Start Excerpted text
The high-power all-fiber superfluorescent source operating near 980 nm is studied experimentally and numerically. In experiment, an all-fiber superfluorescent source operating near 980 nm is fabricated with the distributed side-coupled cladding-pumping (DSCCP) Yb-doped fiber (YDF). By optimizing the active fiber and angle-cleaving of the output port, a recorded 17.1-W output power and 14.6% slope efficiency of 980-nm ASE are obtained. No parasitic laser oscillation is observed at the maximum output power. The power scalability of the source is also numerically investigated. A simple but effective method is present to numerically determine the threshold of parasitic laser oscillation. It is found that the output power can be scaled up to 50 W and 100 W with the optical feedback of each output port suppressed to 1.2 × 10−6 and 7 × 10−7, respectively. It is also revealed that coupling coefficient should be larger than 6 to realize more than 50% slope efficiency. These results provide significant guidance for understanding and designing the high-power superfluorescent Yb-doped source (SYFS) operating near 980 nm and other sorts of three-level fiber sources.
© 2018 Optical Society of America under the terms of the OSA Open Access Publishing Agreement
The study on the Yb-doped fiber source operating near 980 nm (or 980-nm Yb-doped fiber source) has been started in 1980s [1, 2]. Nowadays, it becomes more and more attractive because it has many applications as the pump source of Yb- or Er-doped fiber lasers and can also be an alternative of blue source by frequency conversion [3–10]. In essence, the 980-nm emission of Yb-doped fiber involves the three-level transition of Yb-ion, which brings two challenges. The first one is more-than-50% population inversion needed for 980-nm lasing or amplification, which induces the high pump threshold [11, 12]. The second one is its competition with the 1030-nm amplified spontaneous emission (ASE) involving the quasi-four-level transition of Yb-ion that needs only less-than-5% population inversion [11, 12]. Then, how to suppress the 1030-nm ASE is of great importance for the 980-nm Yb-doped fiber source.
One way for suppressing the 1030-nm ASE is introducing the wavelength-sensitive component such as the cavity mirrors, fiber Bragg gratings (FBG) or seed light, and thus, the 980-nm fiber laser was focused by a number of studies. The early 980-nm fiber laser is mainly fabricated with the single-cladding single-mode fiber and core-pumping scheme, and its output power is limited to an order of mW because of the low pump power coupled into the active core [1, 2]. Later, the double-cladding fiber (DCF) is introduced into the 980-nm fiber laser in order to increase the pump power, and the output power of 980-nm fiber laser is greatly scaled up [13–20]. In 2008, 94-W output power was obtained at 977 nm with the DC rod-type photonic crystal fiber (PCF), although the spatial-light coupling configuration was used in experiment [15, 16]. Later, the all-fiber 980-nm laser was also demonstrated with the DC Yb-doped fiber and multi-Watt output power was obtained [17–20].
End Excerpted text
Start Entries
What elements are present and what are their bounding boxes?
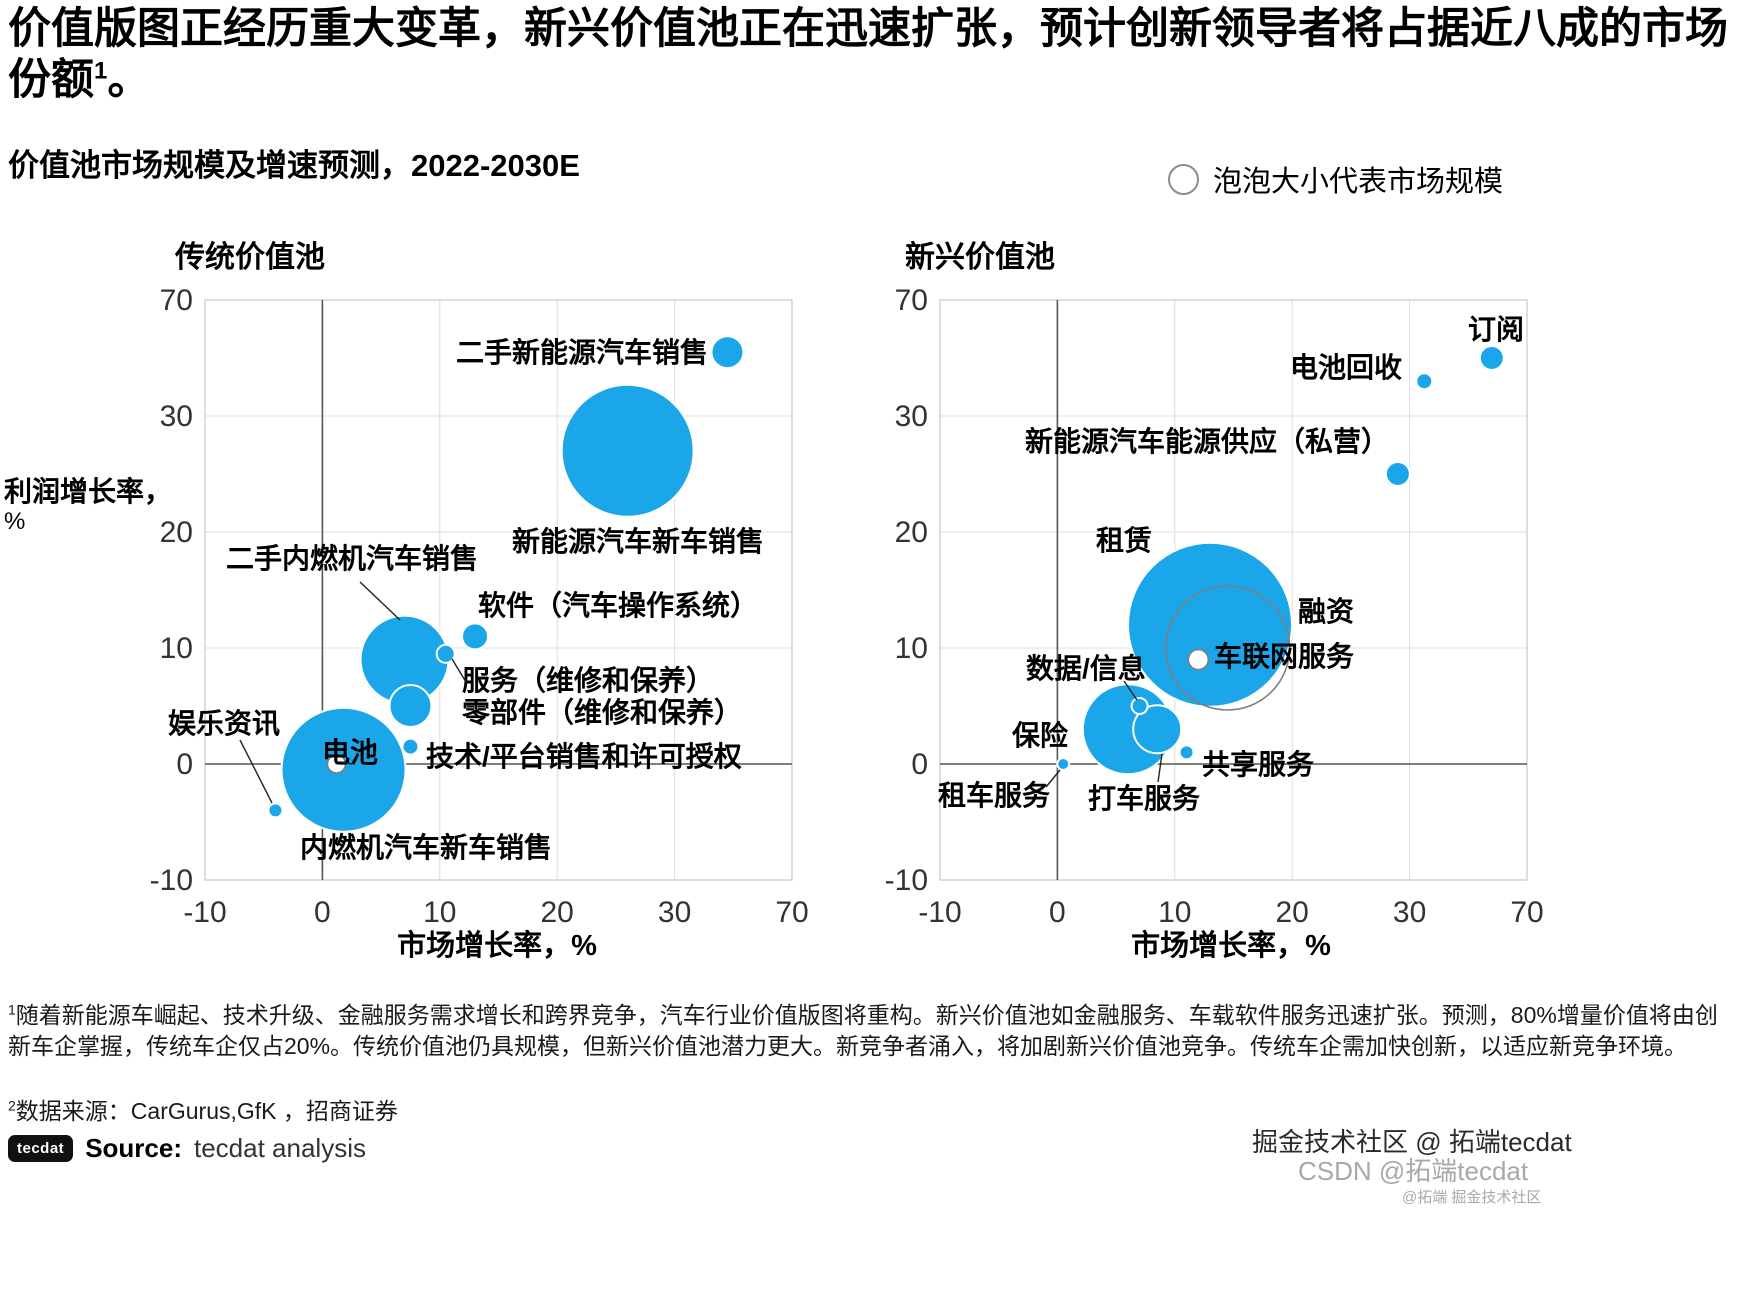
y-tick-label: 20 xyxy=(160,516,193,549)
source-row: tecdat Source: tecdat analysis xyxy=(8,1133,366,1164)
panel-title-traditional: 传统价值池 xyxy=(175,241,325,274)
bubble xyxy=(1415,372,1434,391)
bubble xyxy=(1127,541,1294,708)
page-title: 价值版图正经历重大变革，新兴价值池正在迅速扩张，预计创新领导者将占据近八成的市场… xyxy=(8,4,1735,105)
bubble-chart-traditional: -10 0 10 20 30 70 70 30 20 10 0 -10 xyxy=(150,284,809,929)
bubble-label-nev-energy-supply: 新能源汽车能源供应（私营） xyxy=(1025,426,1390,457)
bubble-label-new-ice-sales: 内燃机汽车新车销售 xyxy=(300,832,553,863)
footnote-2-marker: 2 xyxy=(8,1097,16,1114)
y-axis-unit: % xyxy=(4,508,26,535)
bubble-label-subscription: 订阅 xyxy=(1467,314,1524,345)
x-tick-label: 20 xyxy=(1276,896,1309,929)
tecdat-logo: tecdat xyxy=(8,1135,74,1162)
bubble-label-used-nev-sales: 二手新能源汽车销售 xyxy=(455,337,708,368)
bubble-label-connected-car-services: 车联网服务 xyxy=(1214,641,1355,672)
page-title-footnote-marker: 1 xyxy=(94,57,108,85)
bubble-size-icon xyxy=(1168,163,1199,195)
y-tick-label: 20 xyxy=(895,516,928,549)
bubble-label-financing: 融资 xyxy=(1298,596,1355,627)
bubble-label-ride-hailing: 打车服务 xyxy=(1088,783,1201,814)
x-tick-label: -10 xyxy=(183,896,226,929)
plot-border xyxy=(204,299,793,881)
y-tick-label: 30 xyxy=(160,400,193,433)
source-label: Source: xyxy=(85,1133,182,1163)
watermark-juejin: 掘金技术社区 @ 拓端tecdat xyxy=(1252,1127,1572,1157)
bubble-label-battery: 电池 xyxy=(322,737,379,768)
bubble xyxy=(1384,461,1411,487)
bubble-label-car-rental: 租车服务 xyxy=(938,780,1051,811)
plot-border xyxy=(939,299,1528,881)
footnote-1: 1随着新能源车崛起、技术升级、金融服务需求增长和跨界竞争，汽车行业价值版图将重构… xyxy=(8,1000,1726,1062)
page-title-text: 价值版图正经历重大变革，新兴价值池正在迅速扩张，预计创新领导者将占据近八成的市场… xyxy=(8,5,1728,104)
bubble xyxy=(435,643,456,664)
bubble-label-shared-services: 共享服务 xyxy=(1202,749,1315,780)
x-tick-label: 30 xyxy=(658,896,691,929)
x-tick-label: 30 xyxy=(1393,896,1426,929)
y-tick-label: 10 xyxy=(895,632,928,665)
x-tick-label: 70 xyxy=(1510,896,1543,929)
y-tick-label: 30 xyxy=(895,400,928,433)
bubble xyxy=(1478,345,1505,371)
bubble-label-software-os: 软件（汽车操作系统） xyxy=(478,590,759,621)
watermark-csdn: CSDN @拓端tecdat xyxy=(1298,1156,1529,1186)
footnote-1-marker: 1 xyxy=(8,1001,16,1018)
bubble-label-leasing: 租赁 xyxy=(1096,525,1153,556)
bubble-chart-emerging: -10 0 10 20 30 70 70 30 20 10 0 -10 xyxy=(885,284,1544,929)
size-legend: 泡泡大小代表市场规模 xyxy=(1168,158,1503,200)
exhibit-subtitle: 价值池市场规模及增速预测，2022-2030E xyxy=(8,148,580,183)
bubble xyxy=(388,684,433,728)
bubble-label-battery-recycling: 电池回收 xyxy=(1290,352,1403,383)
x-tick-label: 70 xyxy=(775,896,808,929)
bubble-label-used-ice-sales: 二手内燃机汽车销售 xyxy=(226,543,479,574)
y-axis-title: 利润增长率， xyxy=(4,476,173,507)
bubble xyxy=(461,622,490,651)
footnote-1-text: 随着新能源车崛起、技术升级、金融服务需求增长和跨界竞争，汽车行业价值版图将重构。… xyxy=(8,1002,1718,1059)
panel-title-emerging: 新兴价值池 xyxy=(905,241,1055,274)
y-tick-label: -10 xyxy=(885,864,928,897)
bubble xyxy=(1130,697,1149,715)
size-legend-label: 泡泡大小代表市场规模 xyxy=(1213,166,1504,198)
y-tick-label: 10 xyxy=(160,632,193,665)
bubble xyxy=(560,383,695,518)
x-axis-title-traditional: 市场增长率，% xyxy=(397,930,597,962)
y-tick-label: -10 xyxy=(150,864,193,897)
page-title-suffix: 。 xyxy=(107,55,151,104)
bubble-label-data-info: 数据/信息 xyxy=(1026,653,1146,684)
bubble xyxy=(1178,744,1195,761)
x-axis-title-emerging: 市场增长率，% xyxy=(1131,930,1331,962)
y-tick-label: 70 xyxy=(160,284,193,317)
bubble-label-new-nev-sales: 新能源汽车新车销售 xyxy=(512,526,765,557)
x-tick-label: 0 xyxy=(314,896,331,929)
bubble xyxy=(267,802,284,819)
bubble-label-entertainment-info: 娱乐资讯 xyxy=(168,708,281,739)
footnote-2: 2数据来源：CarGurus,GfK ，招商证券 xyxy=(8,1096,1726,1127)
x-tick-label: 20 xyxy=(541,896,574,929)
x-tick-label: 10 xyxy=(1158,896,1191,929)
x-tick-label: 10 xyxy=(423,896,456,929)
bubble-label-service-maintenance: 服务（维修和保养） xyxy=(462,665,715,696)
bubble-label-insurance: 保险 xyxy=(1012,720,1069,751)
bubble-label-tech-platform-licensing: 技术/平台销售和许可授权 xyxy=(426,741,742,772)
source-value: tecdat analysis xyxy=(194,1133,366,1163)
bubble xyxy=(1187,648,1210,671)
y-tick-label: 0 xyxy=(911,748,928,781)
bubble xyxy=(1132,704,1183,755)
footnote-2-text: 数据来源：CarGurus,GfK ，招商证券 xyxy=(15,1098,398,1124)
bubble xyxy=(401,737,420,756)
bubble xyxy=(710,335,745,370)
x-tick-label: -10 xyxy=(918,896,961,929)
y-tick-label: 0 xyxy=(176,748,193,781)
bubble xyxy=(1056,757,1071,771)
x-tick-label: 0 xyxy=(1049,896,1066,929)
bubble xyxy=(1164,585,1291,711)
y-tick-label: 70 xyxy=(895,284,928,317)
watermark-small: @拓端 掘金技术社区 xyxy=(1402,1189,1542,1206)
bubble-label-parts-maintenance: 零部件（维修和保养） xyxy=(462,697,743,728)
End Entries
Start Entries
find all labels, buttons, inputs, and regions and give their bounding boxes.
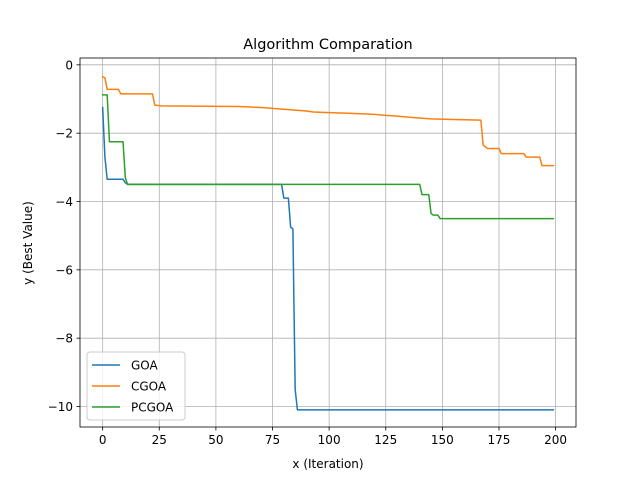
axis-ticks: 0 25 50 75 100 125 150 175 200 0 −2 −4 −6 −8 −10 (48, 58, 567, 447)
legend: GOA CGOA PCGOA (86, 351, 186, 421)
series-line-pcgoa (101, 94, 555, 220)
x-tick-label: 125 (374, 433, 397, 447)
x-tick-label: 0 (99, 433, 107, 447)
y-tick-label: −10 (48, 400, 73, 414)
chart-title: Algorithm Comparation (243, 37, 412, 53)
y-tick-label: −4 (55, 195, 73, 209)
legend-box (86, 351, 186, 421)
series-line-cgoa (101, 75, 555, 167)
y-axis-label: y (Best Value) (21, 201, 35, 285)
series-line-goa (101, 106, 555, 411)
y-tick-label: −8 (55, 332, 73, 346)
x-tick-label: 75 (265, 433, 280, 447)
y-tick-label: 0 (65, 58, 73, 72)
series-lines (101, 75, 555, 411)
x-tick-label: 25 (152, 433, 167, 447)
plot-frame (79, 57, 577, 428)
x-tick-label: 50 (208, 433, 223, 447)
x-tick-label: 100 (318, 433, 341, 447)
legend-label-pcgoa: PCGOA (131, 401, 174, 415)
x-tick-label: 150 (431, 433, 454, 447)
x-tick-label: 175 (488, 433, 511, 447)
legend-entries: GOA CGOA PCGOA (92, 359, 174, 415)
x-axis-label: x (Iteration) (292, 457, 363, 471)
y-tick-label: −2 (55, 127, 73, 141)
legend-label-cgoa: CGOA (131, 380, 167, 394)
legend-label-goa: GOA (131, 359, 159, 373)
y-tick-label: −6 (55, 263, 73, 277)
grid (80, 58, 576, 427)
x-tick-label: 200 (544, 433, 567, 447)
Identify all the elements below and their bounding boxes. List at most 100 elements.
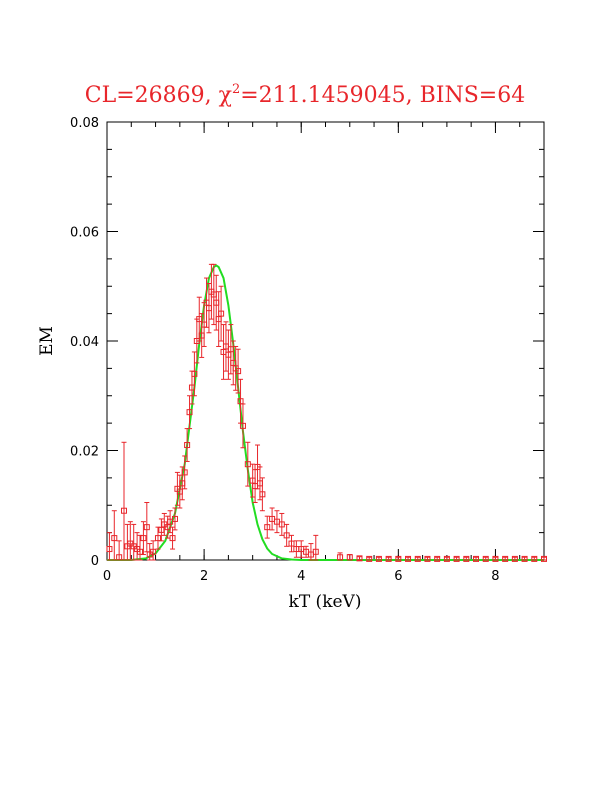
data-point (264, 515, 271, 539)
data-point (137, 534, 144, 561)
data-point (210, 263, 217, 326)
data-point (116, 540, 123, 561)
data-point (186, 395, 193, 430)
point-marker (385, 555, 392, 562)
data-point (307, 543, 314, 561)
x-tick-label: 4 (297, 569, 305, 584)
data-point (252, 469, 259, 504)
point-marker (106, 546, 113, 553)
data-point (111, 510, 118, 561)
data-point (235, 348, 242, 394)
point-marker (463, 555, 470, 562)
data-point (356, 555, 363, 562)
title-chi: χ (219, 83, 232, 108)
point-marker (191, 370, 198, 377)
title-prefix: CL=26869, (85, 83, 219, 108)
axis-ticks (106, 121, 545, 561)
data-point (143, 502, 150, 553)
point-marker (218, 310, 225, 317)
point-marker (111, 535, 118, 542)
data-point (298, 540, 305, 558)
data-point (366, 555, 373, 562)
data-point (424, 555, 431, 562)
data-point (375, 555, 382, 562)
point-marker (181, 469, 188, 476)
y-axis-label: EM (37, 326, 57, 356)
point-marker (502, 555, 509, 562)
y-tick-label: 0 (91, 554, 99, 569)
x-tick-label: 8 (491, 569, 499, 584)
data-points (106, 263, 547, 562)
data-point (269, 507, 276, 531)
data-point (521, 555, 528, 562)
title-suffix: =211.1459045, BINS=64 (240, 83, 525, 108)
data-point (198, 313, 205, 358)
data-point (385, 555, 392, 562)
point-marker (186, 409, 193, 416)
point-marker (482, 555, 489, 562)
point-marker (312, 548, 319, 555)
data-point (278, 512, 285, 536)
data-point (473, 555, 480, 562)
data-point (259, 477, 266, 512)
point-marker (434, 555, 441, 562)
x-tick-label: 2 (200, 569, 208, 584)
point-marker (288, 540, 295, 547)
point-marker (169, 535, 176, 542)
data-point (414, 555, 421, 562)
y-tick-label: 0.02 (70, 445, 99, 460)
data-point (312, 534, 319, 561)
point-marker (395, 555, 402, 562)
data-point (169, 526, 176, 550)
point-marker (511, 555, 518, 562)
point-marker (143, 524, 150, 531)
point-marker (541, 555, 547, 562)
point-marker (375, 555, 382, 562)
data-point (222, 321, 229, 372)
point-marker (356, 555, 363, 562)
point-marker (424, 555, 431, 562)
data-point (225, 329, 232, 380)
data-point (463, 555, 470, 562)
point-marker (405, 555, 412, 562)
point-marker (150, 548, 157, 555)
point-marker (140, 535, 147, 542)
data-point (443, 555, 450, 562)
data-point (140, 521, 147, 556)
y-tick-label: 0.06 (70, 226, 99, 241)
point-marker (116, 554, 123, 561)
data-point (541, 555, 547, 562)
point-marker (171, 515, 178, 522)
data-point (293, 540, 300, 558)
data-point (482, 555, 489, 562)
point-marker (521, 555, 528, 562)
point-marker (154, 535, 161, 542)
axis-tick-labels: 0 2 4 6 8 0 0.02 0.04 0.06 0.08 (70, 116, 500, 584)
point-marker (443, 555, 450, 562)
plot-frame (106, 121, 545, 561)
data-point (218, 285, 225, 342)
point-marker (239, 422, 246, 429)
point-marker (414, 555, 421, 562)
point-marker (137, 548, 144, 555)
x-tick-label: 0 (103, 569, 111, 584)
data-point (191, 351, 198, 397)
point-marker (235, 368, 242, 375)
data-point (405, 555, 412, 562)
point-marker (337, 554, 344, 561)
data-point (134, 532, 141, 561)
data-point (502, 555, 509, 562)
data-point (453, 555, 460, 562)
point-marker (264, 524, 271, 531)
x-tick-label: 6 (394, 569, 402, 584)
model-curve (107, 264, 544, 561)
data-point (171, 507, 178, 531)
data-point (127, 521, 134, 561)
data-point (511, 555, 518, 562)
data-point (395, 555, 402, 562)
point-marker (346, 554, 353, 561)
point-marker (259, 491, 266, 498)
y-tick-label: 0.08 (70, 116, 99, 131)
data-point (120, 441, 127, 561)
End Entries
▶ _The task_:
Answer these from the text on the 980-nm fiber source:
(a) What output power and slope efficiency of 980-nm ASE did the experiment obtain?
(b) What population inversion does the 1030-nm ASE need?
(c) What output power was obtained at 977 nm in 2008?

▶ _Task output_:
(a) A 17.1-W output power and a 14.6% slope efficiency.
(b) Less than 5%.
(c) 94 W.